<<<<

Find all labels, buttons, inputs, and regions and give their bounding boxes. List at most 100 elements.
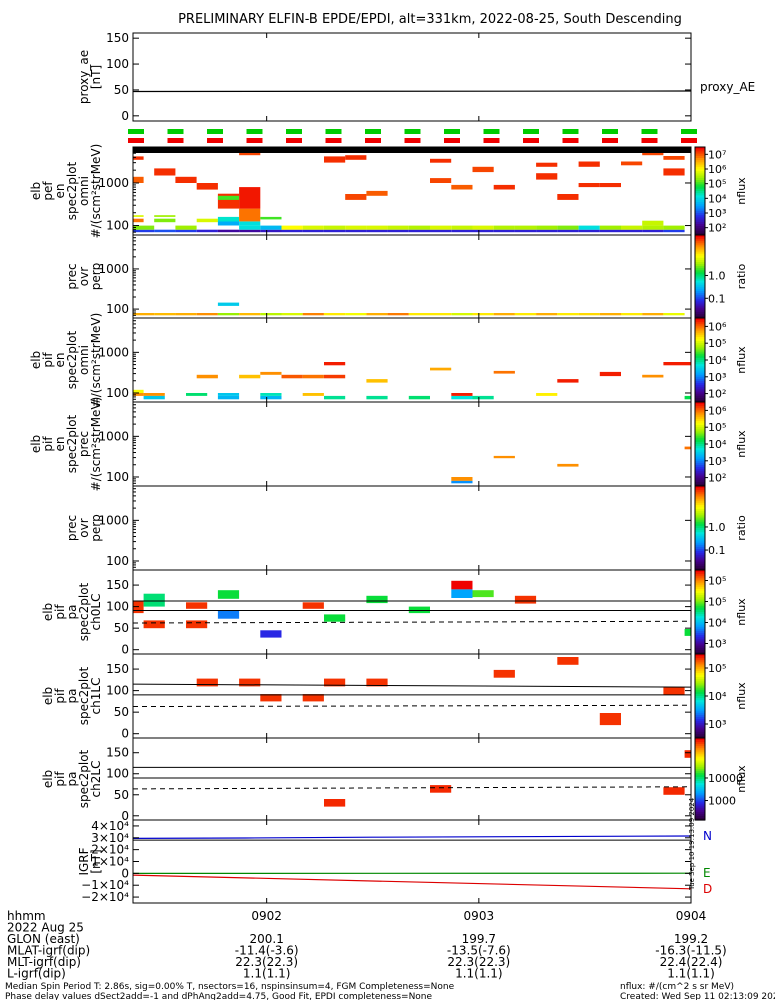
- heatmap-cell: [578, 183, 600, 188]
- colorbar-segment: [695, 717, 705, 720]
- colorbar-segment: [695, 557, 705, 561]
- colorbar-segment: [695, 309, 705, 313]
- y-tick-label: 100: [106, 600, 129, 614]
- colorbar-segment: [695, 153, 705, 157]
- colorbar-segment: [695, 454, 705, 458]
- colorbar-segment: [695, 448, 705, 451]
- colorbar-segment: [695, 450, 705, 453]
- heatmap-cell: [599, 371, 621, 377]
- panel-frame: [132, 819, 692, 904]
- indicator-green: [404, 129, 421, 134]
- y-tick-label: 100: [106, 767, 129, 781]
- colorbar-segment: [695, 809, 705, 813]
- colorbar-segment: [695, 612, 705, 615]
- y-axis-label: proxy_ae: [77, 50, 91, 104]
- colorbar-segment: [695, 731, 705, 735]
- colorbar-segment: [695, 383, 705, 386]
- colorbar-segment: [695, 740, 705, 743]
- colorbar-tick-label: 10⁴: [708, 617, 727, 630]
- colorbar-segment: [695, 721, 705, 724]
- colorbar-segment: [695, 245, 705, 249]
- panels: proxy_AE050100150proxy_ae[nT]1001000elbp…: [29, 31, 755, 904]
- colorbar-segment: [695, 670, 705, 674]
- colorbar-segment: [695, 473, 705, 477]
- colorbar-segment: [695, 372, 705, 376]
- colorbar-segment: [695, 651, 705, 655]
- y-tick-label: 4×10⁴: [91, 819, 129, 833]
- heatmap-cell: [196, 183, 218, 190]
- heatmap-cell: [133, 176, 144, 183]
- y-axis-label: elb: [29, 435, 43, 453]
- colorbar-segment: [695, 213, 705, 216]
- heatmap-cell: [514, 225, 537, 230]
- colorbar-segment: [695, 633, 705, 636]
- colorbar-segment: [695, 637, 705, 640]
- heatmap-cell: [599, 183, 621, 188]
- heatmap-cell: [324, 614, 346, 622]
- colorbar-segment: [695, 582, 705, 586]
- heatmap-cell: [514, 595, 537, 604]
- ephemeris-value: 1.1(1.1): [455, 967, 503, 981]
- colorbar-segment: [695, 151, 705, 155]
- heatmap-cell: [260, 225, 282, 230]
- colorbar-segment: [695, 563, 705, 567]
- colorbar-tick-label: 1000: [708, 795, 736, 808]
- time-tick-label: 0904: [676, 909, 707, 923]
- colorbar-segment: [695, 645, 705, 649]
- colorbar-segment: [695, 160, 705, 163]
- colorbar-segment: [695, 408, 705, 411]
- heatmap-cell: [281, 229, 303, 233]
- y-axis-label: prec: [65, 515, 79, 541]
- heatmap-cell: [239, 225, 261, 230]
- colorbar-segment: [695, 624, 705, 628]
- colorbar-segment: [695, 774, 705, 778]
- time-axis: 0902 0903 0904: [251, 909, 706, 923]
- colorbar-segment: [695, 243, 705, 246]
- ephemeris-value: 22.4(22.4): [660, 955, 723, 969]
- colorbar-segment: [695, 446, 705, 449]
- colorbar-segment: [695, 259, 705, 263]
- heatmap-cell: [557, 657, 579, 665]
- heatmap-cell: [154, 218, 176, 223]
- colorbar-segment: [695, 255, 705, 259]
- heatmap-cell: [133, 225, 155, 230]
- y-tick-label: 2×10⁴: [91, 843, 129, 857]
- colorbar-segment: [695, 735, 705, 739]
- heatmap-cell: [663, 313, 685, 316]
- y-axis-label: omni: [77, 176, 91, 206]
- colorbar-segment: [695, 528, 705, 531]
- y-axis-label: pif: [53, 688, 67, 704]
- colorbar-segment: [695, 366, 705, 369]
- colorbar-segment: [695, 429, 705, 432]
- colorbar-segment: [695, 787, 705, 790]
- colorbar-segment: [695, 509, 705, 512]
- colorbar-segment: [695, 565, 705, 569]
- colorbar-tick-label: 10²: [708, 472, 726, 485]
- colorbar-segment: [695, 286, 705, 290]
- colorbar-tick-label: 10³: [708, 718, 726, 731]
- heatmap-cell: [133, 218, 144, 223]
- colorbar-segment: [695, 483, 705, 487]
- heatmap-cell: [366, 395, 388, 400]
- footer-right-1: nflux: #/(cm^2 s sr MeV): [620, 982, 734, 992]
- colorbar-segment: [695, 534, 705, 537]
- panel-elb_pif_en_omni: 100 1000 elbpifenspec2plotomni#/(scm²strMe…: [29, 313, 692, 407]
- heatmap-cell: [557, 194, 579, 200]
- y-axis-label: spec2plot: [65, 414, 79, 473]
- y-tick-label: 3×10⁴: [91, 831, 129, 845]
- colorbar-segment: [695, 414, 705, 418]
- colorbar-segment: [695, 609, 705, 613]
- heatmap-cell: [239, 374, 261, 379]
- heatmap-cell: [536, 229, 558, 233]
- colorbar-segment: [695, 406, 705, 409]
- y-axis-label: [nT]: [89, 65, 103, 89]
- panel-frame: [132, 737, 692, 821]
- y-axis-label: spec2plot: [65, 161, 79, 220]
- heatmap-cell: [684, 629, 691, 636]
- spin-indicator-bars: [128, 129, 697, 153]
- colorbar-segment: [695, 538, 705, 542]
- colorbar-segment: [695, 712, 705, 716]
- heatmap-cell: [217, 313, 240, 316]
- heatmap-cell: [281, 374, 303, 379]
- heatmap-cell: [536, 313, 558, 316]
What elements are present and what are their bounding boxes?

>>>>

> What is required
Reproduce the listing above word for word, every line of it, but leave the pictures out of your copy.

> Problem solution
Find all labels, buttons, inputs, and regions and give their bounding boxes. List at most 100 elements.
- heatmap-cell: [578, 183, 600, 188]
- colorbar-segment: [695, 717, 705, 720]
- colorbar-segment: [695, 557, 705, 561]
- colorbar-segment: [695, 309, 705, 313]
- y-tick-label: 100: [106, 600, 129, 614]
- colorbar-segment: [695, 153, 705, 157]
- colorbar-segment: [695, 454, 705, 458]
- colorbar-segment: [695, 448, 705, 451]
- colorbar-segment: [695, 450, 705, 453]
- heatmap-cell: [599, 371, 621, 377]
- panel-frame: [132, 819, 692, 904]
- indicator-green: [404, 129, 421, 134]
- y-tick-label: 100: [106, 767, 129, 781]
- colorbar-segment: [695, 809, 705, 813]
- colorbar-segment: [695, 612, 705, 615]
- y-axis-label: proxy_ae: [77, 50, 91, 104]
- colorbar-segment: [695, 731, 705, 735]
- colorbar-segment: [695, 383, 705, 386]
- colorbar-segment: [695, 740, 705, 743]
- colorbar-tick-label: 10⁴: [708, 617, 727, 630]
- colorbar-segment: [695, 721, 705, 724]
- colorbar-segment: [695, 245, 705, 249]
- panels: proxy_AE050100150proxy_ae[nT]1001000elbp…: [29, 31, 755, 904]
- colorbar-segment: [695, 670, 705, 674]
- colorbar-segment: [695, 473, 705, 477]
- colorbar-segment: [695, 372, 705, 376]
- colorbar-segment: [695, 651, 705, 655]
- y-tick-label: 4×10⁴: [91, 819, 129, 833]
- heatmap-cell: [196, 183, 218, 190]
- heatmap-cell: [133, 176, 144, 183]
- y-axis-label: elb: [29, 435, 43, 453]
- colorbar-segment: [695, 213, 705, 216]
- heatmap-cell: [514, 225, 537, 230]
- colorbar-segment: [695, 633, 705, 636]
- colorbar-segment: [695, 637, 705, 640]
- heatmap-cell: [599, 183, 621, 188]
- heatmap-cell: [324, 614, 346, 622]
- colorbar-segment: [695, 582, 705, 586]
- heatmap-cell: [514, 595, 537, 604]
- ephemeris-value: 1.1(1.1): [455, 967, 503, 981]
- colorbar-segment: [695, 151, 705, 155]
- heatmap-cell: [260, 225, 282, 230]
- colorbar-segment: [695, 563, 705, 567]
- colorbar-tick-label: 1000: [708, 795, 736, 808]
- time-tick-label: 0904: [676, 909, 707, 923]
- colorbar-segment: [695, 645, 705, 649]
- colorbar-segment: [695, 160, 705, 163]
- colorbar-segment: [695, 408, 705, 411]
- heatmap-cell: [281, 229, 303, 233]
- y-axis-label: prec: [65, 515, 79, 541]
- heatmap-cell: [239, 225, 261, 230]
- colorbar-segment: [695, 624, 705, 628]
- colorbar-segment: [695, 774, 705, 778]
- time-axis: 0902 0903 0904: [251, 909, 706, 923]
- colorbar-segment: [695, 243, 705, 246]
- ephemeris-value: 22.4(22.4): [660, 955, 723, 969]
- colorbar-segment: [695, 446, 705, 449]
- colorbar-segment: [695, 259, 705, 263]
- heatmap-cell: [557, 657, 579, 665]
- heatmap-cell: [154, 218, 176, 223]
- colorbar-segment: [695, 255, 705, 259]
- heatmap-cell: [133, 225, 155, 230]
- y-tick-label: 2×10⁴: [91, 843, 129, 857]
- colorbar-segment: [695, 735, 705, 739]
- heatmap-cell: [663, 313, 685, 316]
- y-axis-label: omni: [77, 176, 91, 206]
- colorbar-segment: [695, 528, 705, 531]
- y-axis-label: pif: [53, 688, 67, 704]
- colorbar-segment: [695, 366, 705, 369]
- colorbar-segment: [695, 429, 705, 432]
- colorbar-segment: [695, 787, 705, 790]
- colorbar-segment: [695, 509, 705, 512]
- colorbar-segment: [695, 565, 705, 569]
- colorbar-tick-label: 10²: [708, 472, 726, 485]
- colorbar-segment: [695, 286, 705, 290]
- colorbar-tick-label: 10³: [708, 718, 726, 731]
- heatmap-cell: [133, 218, 144, 223]
- colorbar-segment: [695, 483, 705, 487]
- heatmap-cell: [366, 395, 388, 400]
- footer-right-1: nflux: #/(cm^2 s sr MeV): [620, 982, 734, 992]
- colorbar-segment: [695, 534, 705, 537]
- panel-elb_pif_en_omni: 100 1000 elbpifenspec2plotomni#/(scm²strMe…: [29, 313, 692, 407]
- heatmap-cell: [557, 194, 579, 200]
- y-axis-label: spec2plot: [65, 414, 79, 473]
- y-tick-label: 3×10⁴: [91, 831, 129, 845]
- colorbar-segment: [695, 414, 705, 418]
- colorbar-segment: [695, 609, 705, 613]
- heatmap-cell: [239, 374, 261, 379]
- heatmap-cell: [536, 229, 558, 233]
- colorbar-segment: [695, 406, 705, 409]
- y-axis-label: [nT]: [89, 65, 103, 89]
- panel-frame: [132, 737, 692, 821]
- y-axis-label: spec2plot: [65, 161, 79, 220]
- heatmap-cell: [684, 629, 691, 636]
- spin-indicator-bars: [128, 129, 697, 153]
- colorbar-segment: [695, 538, 705, 542]
- colorbar-segment: [695, 712, 705, 716]
- heatmap-cell: [217, 313, 240, 316]
- heatmap-cell: [281, 374, 303, 379]
- heatmap-cell: [536, 313, 558, 316]
What elements are present and what are their bounding boxes?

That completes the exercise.